TEXT PASSAGE:
+ + + + + + +

# List of maintenance fees



## Maeltne (Nov 6, 2010)

I'm new and looking to get into the Wyndham points system via resale.

As far as I can tell the home resort only determines 2 things
(1) Where you get advanced booking
(2) What you pay in maintenance fees

(if I'm missing anything here please enlighten me)

As I don't really plan to go to any one resort more than once in the next 10 years, the only one that really matters to me is the second.

As such is there a list of the maintenance fees for Wyndham resorts?  Ideally such a list would include this years maintenance fees, and a history of maintenance fees and special assessments.

Also for a newbie that is just looking at getting into things if you could comment on the following auctions it would be appreciated.

http://cgi.ebay.com/ws/eBayISAPI.dll?ViewItem&item=110603778504&ssPageName=STRK:MEWAX:IT
154k POINTS annual
CLOSING PRICE = FINAL BID + $98
MAINTENANCE = $780 or $5.06 per 1000 points

http://cgi.ebay.com/ws/eBayISAPI.dll?ViewItem&item=250720502578&
ssPageName=STRK:MEWAX:IT
105k points annual
CLOSING PRICE = FINAL BID
MAINTENANCE = $906.48 or $8.63 per 1000


----------



## siesta (Nov 6, 2010)

Maeltne said:


> As far as I can tell the home resort only determines 2 things
> (1) Where you get advanced booking
> (2) What you pay in maintenance fees


you sir, are correct.  Therefore it is in your best interest to get a contract with low MF.  The rule of thumb is around $5 more or less per 1000 points is good.  A couple things to consider: New resorts and/or resorts still in sales mode will have MF subsidized to keep them low and attractive.  Eventually they will go up.  Also, when you see Florida resorts listed, that price is not including the property tax which is billed separately.  One nice thing about that is the prop. tax is tax deductible since it is listed in a separate item line.


----------



## hjtug (Nov 7, 2010)

*maintenance fee spreadsheet*



Maeltne said:


> As such is there a list of the maintenance fees for Wyndham resorts?  Ideally such a list would include this years maintenance fees, and a history of maintenance fees and special assessment.



You will find it here: http://forums.atozed.com/ucp.php?mode=login


----------



## jjmanthei05 (Nov 7, 2010)

One other thing to remember is that with point packages that small the program fee becomes a much larger portion of the MF. Also if the original owner is selling it probably includes the Plus partners fee and also if it isn't set up on direct deposit could include an additional $7 per month. over on wyndhamowners (link in previous post) not only is the Maintenance fee spreadsheet over there but also a Maintenance fee calculator to determine what the MF should be for the contract you are looking at. Sometimes the MF listed is off and this spreadsheet should give you a good idea of what a contract should be.

Jason


----------

+ + + + + + +

Region annotation records:
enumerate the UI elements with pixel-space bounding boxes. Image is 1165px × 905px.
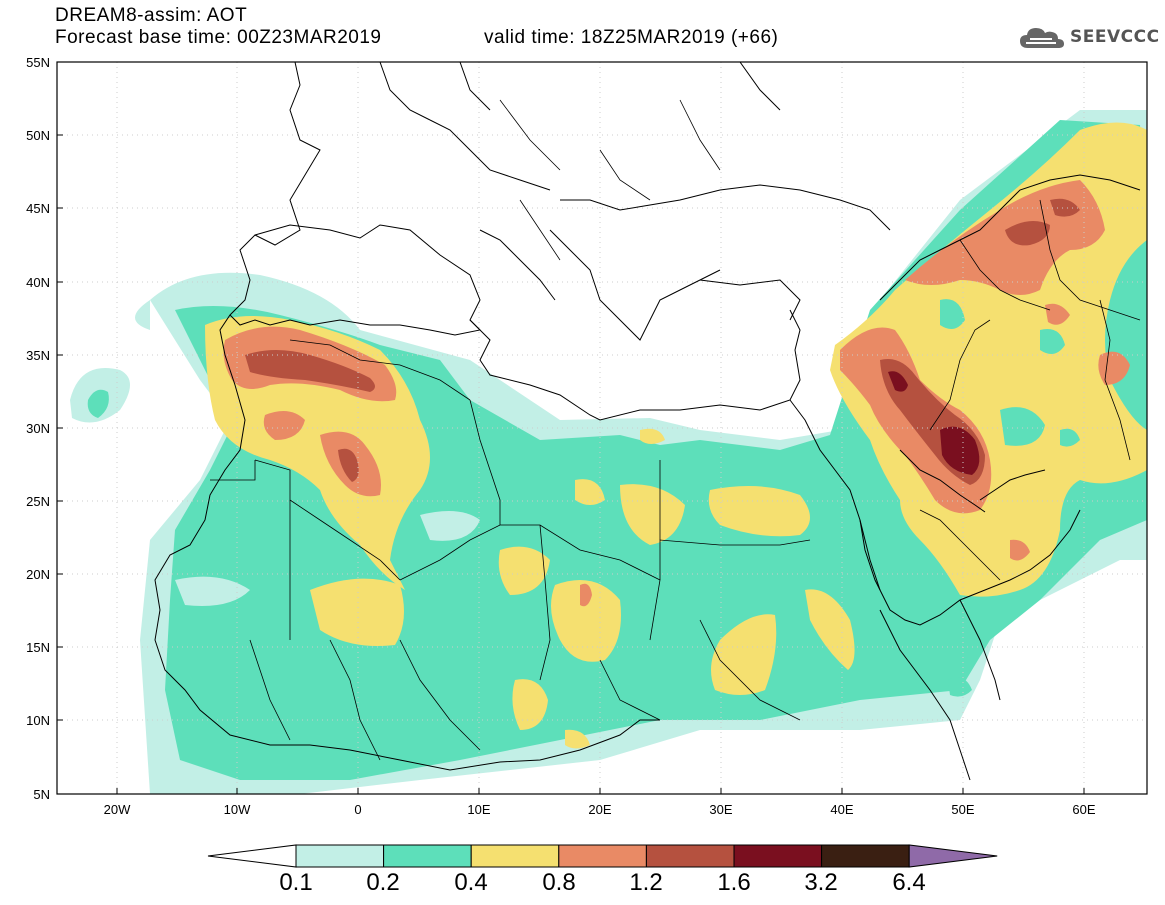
legend-label: 0.2 bbox=[366, 869, 400, 896]
country-borders bbox=[210, 99, 1141, 761]
coastlines bbox=[154, 62, 1141, 781]
valid-time: valid time: 18Z25MAR2019 (+66) bbox=[484, 27, 779, 48]
lat-label: 20N bbox=[26, 567, 50, 582]
legend-label: 3.2 bbox=[804, 869, 838, 896]
lat-label: 5N bbox=[33, 787, 50, 802]
grid-lines bbox=[57, 62, 1147, 794]
legend-swatch bbox=[821, 844, 910, 868]
legend-labels: 0.1 0.2 0.4 0.8 1.2 1.6 3.2 6.4 bbox=[0, 870, 1165, 900]
lat-label: 40N bbox=[26, 275, 50, 290]
lat-label: 55N bbox=[26, 55, 50, 70]
legend-swatch bbox=[733, 844, 823, 868]
forecast-base-time: Forecast base time: 00Z23MAR2019 bbox=[55, 27, 382, 48]
lat-label: 25N bbox=[26, 494, 50, 509]
legend-label: 1.2 bbox=[629, 869, 663, 896]
tick-marks bbox=[57, 61, 1085, 795]
legend-swatch bbox=[558, 844, 647, 868]
cloud-logo-icon bbox=[1020, 28, 1064, 48]
legend-swatch bbox=[295, 844, 385, 868]
lat-label: 30N bbox=[26, 421, 50, 436]
color-legend-bar bbox=[207, 844, 998, 868]
aot-east-holes bbox=[940, 299, 1080, 447]
lon-label: 40E bbox=[830, 802, 853, 817]
lat-label: 50N bbox=[26, 128, 50, 143]
lon-label: 30E bbox=[709, 802, 732, 817]
lat-label: 10N bbox=[26, 713, 50, 728]
latitude-labels: 55N 50N 45N 40N 35N 30N 25N 20N 15N 10N … bbox=[26, 55, 50, 802]
chart-title: DREAM8-assim: AOT bbox=[55, 5, 248, 26]
lon-label: 10W bbox=[224, 802, 251, 817]
legend-label: 6.4 bbox=[892, 869, 926, 896]
seevccc-logo: SEEVCCC bbox=[1018, 24, 1160, 50]
legend-swatch bbox=[470, 844, 560, 868]
legend-label: 0.4 bbox=[454, 869, 488, 896]
lon-label: 50E bbox=[951, 802, 974, 817]
legend-swatch bbox=[645, 844, 735, 868]
logo-text: SEEVCCC bbox=[1070, 27, 1160, 47]
lon-label: 20W bbox=[104, 802, 131, 817]
lat-label: 35N bbox=[26, 348, 50, 363]
legend-arrow-low bbox=[207, 844, 297, 868]
longitude-labels: 20W 10W 0 10E 20E 30E 40E 50E 60E bbox=[104, 802, 1096, 817]
aot-field bbox=[57, 62, 1147, 794]
legend-label: 0.8 bbox=[542, 869, 576, 896]
aot-level-1.6 bbox=[888, 371, 980, 475]
lon-label: 0 bbox=[354, 802, 361, 817]
lon-label: 60E bbox=[1072, 802, 1095, 817]
legend-swatch bbox=[383, 844, 472, 868]
lon-label: 20E bbox=[588, 802, 611, 817]
legend-arrow-high bbox=[908, 844, 998, 868]
lat-label: 15N bbox=[26, 640, 50, 655]
legend-label: 1.6 bbox=[717, 869, 751, 896]
lat-label: 45N bbox=[26, 201, 50, 216]
legend-label: 0.1 bbox=[279, 869, 313, 896]
lon-label: 10E bbox=[467, 802, 490, 817]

+ + + + + + +

STATED EXERCISE 1: Using the maintenance fee thread, decide whether each statement agrees with it, answering yes or no and quoting the words that settle it: (a) siesta gives about $5 per 1000 points as a good rule of thumb; (b) the second eBay listing in the first post offers 154k points a year; (c) listed prices for Florida resorts include property tax.
STATED EXERCISE 2: In the records, take the lines between the one holding "legend-label: 0.2 bbox=[366, 869, 400, 896]" and the one holding "lat-label: 5N bbox=[33, 787, 50, 802]", inclusive. Swap "legend-label" for "scale-label" and write out only those lines, changing nothing else.
The records have no connection to the maintenance fee thread.

ANSWER 1:
(a) Yes: "The rule of thumb is around $5 more or less per 1000 points is good."
(b) No: "105k points annual"
(c) No: "that price is not including the property tax which is billed separately."

ANSWER 2:
scale-label: 0.2 bbox=[366, 869, 400, 896]
country-borders bbox=[210, 99, 1141, 761]
coastlines bbox=[154, 62, 1141, 781]
valid-time: valid time: 18Z25MAR2019 (+66) bbox=[484, 27, 779, 48]
lat-label: 20N bbox=[26, 567, 50, 582]
scale-label: 3.2 bbox=[804, 869, 838, 896]
lat-label: 5N bbox=[33, 787, 50, 802]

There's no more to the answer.